• _REQUIREMENT_:
Copy out each line that mentions the word "this".
◇ ◇ ◇ ◇
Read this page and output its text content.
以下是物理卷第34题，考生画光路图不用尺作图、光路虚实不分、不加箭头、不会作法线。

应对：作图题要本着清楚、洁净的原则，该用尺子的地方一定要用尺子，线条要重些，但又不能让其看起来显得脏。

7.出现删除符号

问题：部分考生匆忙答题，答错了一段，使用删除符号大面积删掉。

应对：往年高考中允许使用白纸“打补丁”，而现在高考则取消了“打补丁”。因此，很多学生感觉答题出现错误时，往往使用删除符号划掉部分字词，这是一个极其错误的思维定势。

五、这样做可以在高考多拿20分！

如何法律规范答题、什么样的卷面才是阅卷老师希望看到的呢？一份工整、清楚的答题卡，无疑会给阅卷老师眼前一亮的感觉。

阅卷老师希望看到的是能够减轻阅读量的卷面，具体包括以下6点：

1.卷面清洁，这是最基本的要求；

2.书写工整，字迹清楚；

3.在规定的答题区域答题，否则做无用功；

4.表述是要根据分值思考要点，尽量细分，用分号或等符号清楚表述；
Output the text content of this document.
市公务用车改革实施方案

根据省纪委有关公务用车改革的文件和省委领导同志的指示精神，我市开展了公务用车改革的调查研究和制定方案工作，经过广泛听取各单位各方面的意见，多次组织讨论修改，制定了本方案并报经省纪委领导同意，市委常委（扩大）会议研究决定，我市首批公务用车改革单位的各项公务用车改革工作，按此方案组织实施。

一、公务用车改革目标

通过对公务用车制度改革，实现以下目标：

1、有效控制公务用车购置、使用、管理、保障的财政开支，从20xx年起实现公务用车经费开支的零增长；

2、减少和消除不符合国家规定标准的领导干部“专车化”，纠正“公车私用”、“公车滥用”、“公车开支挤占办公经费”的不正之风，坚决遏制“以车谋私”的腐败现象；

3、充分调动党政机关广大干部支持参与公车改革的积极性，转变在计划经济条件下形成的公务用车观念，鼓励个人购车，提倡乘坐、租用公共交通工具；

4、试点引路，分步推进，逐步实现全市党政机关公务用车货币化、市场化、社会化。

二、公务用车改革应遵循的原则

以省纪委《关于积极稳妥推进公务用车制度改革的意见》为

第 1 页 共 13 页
◇ ◇ ◇ ◇
• _OUTPUT OF THE TASK_:
Read this page and output its text content.
Output the text content of this document.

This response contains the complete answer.